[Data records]
* START *
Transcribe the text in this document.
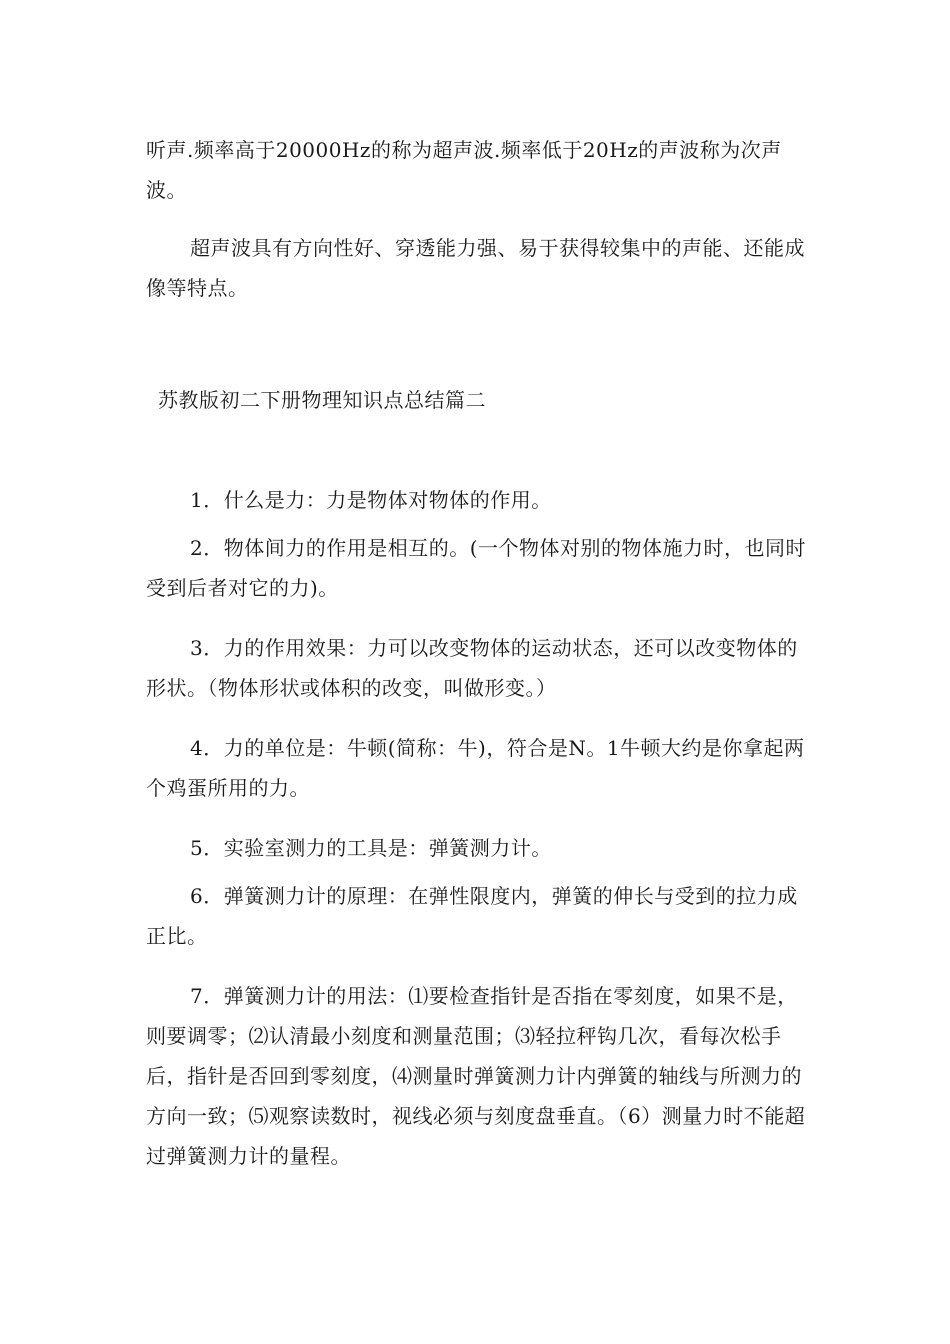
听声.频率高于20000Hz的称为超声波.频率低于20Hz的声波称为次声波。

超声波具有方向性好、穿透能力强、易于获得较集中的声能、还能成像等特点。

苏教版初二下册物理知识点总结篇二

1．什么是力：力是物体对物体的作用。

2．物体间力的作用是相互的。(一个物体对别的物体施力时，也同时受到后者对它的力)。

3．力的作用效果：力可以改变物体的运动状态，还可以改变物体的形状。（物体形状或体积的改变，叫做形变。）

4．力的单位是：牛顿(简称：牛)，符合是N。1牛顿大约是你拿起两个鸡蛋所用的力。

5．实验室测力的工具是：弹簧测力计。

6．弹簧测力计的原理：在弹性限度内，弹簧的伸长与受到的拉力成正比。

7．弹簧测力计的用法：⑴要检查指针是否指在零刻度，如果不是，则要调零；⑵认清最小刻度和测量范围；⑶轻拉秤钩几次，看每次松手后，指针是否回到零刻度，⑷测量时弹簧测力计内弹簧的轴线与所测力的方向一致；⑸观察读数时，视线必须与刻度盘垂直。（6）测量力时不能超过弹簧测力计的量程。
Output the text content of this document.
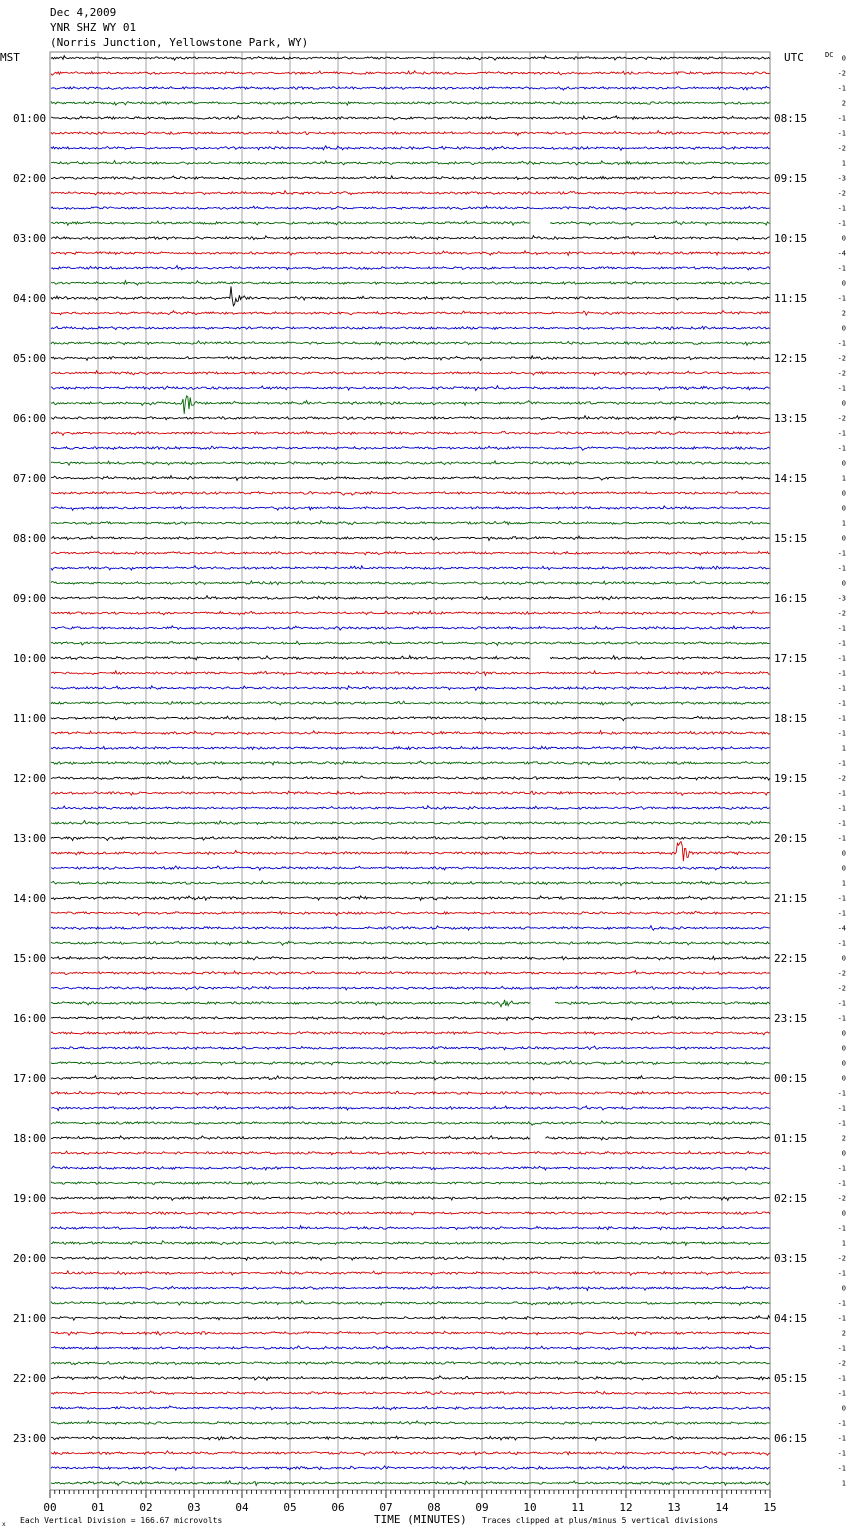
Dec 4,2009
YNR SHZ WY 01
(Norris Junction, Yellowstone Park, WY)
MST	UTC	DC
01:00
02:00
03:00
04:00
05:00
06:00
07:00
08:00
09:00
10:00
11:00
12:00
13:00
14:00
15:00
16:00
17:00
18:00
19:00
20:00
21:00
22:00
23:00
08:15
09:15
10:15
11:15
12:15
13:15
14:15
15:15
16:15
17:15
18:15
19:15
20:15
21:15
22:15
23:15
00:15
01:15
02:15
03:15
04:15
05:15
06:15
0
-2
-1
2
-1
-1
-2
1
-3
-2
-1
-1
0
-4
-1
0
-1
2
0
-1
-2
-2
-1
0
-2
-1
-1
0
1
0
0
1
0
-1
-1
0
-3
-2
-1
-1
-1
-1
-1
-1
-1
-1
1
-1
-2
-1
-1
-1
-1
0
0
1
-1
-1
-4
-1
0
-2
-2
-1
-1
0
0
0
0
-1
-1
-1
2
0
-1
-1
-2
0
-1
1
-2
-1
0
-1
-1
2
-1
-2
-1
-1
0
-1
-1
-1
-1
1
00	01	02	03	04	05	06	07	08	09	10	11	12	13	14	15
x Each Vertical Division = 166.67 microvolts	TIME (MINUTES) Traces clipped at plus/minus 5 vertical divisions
* END *
* START *
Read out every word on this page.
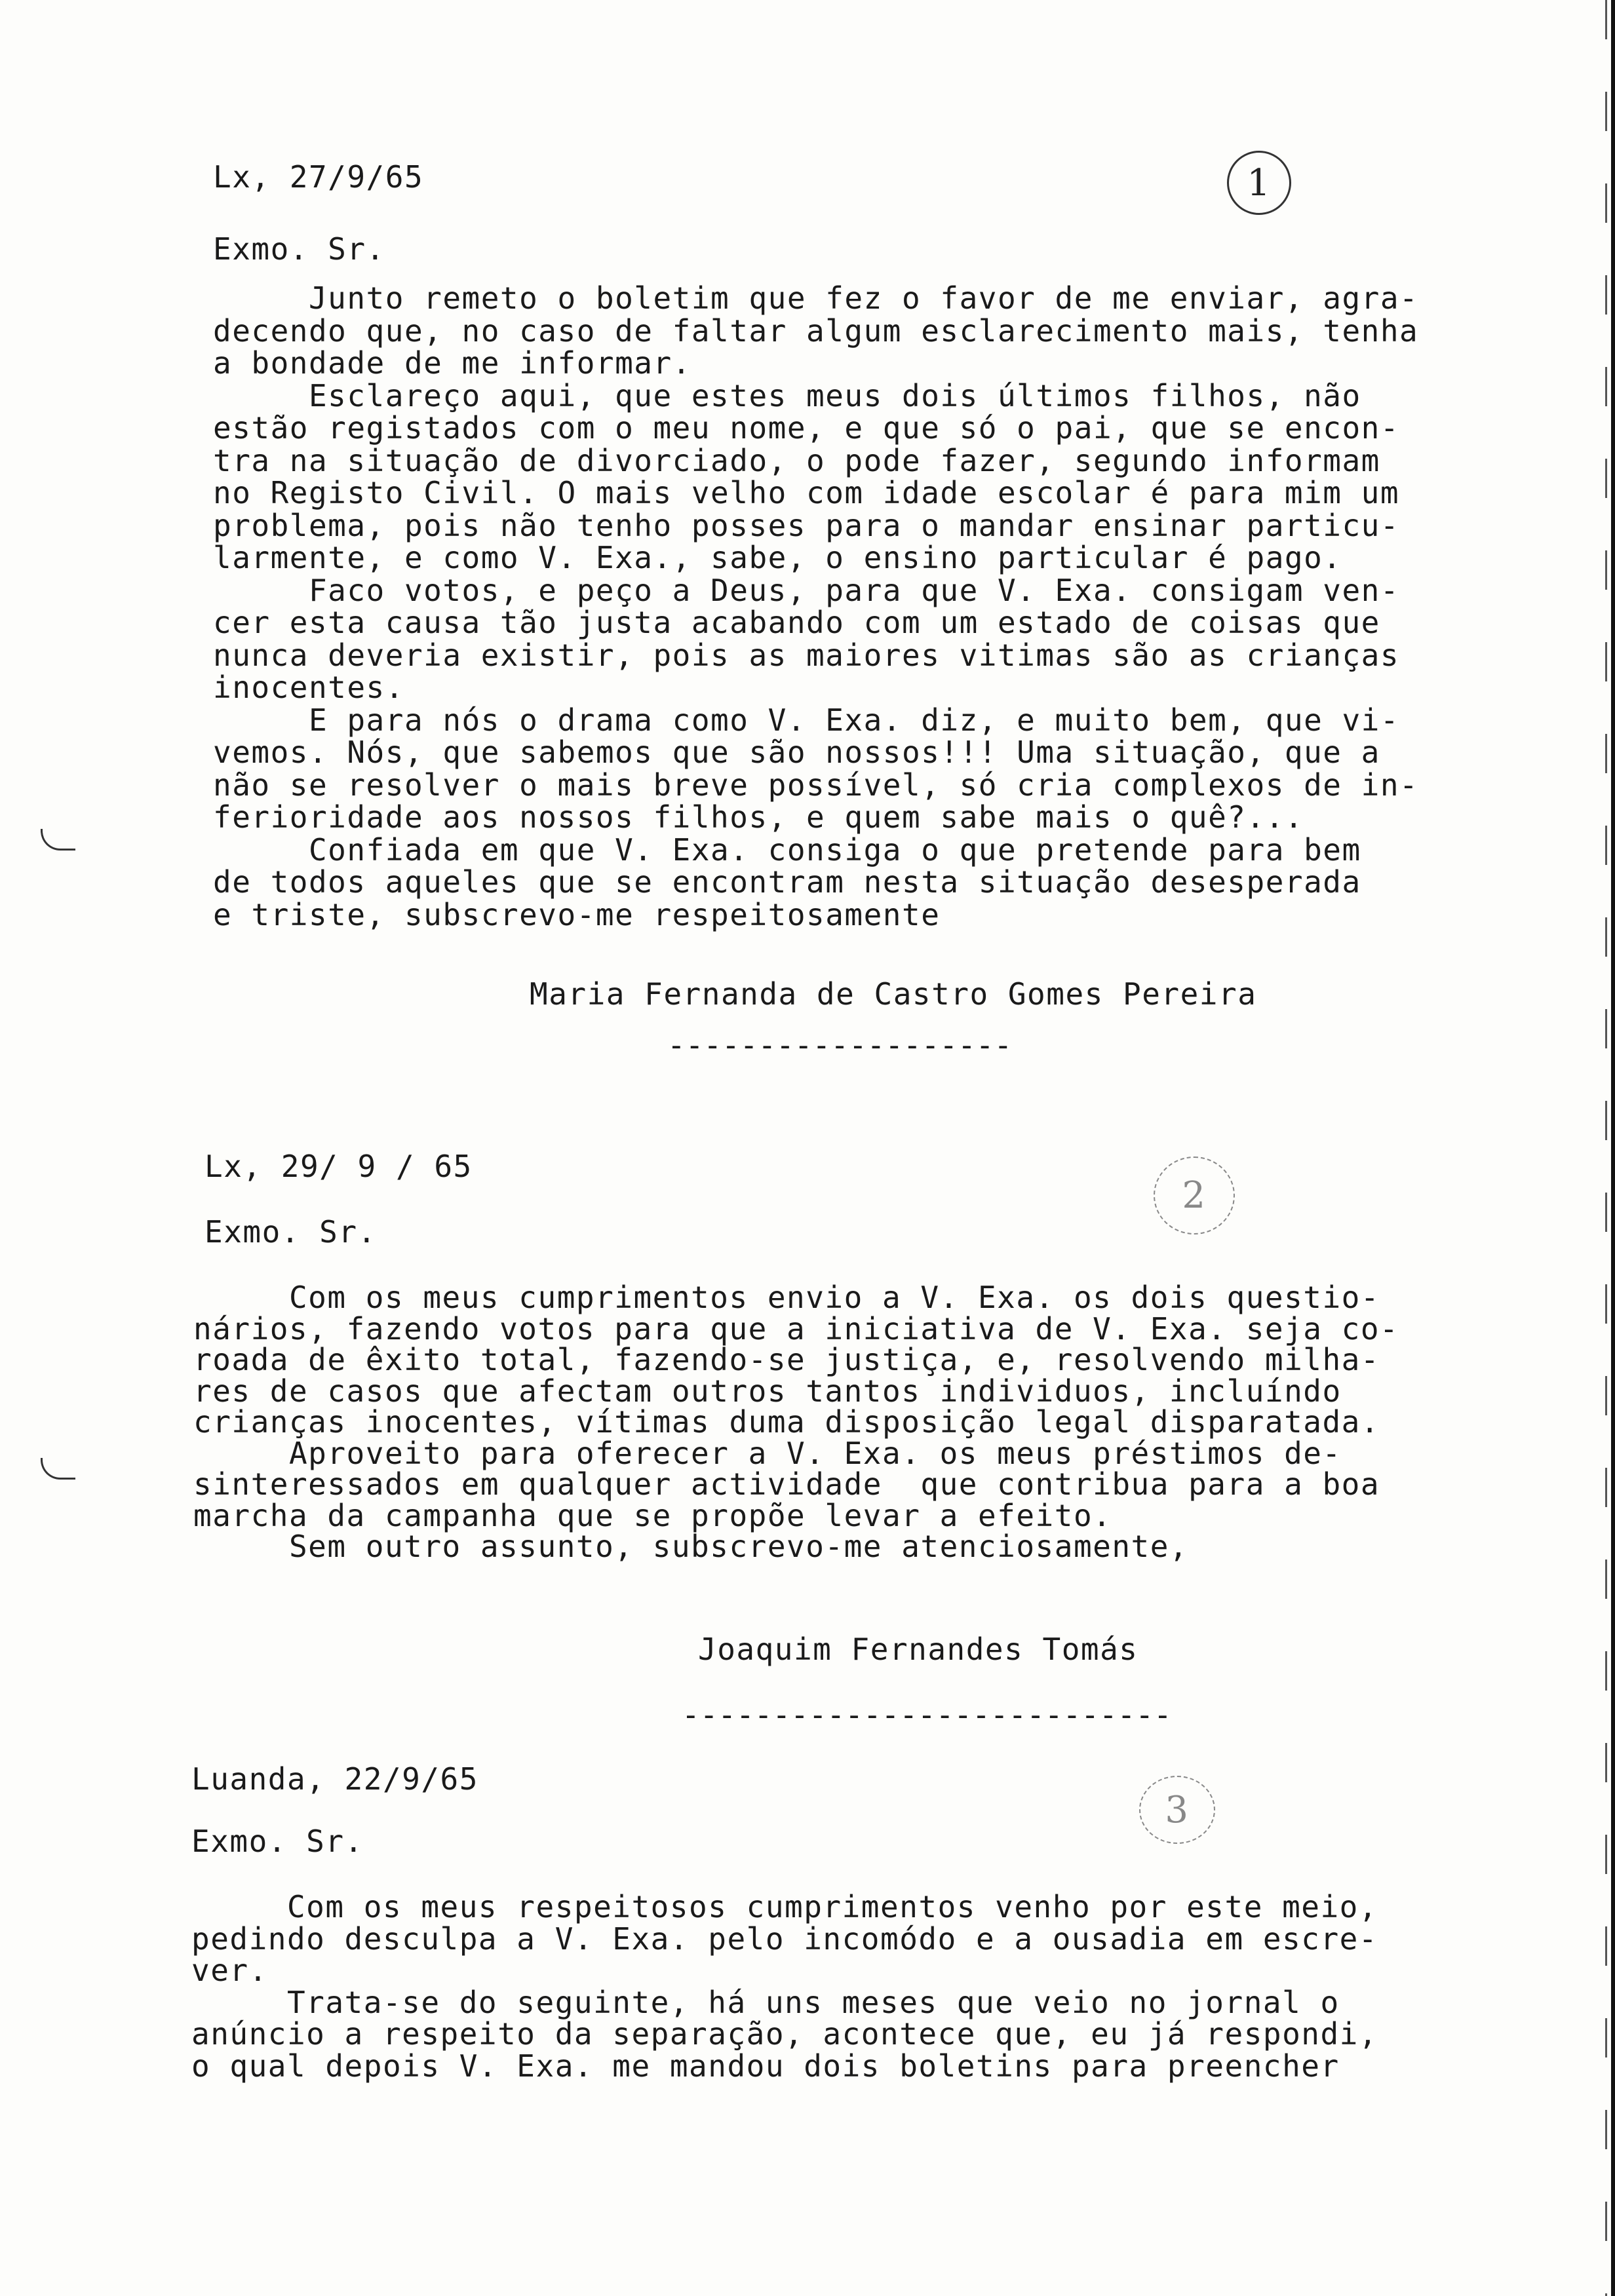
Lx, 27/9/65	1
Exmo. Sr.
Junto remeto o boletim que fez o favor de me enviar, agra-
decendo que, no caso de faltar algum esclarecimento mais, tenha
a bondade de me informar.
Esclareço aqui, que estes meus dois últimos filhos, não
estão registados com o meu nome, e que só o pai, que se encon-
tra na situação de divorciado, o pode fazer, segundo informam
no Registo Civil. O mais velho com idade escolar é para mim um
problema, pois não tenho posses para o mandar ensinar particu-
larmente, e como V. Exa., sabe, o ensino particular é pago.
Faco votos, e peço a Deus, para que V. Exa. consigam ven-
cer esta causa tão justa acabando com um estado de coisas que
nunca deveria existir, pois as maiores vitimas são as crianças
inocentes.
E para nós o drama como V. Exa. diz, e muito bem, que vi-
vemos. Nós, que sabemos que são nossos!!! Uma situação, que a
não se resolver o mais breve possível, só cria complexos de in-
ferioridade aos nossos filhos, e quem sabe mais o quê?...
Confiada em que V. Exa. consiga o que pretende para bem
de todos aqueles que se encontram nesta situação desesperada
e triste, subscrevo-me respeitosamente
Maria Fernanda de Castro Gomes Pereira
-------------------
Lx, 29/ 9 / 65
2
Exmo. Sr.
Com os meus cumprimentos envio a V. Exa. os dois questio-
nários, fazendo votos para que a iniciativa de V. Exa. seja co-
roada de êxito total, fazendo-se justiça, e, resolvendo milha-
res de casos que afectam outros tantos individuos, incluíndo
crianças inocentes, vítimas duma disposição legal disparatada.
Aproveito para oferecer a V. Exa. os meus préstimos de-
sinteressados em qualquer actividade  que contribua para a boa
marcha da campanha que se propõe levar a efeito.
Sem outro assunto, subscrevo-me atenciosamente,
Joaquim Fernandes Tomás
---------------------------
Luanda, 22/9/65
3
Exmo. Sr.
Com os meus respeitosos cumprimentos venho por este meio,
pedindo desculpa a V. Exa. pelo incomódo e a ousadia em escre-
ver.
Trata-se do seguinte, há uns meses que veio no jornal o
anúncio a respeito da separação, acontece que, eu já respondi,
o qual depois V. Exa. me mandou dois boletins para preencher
* END *
What the task requires.
Locate and copy each line in the data above that includes the word "filhos".

Correct answer.
Esclareço aqui, que estes meus dois últimos filhos, não
ferioridade aos nossos filhos, e quem sabe mais o quê?...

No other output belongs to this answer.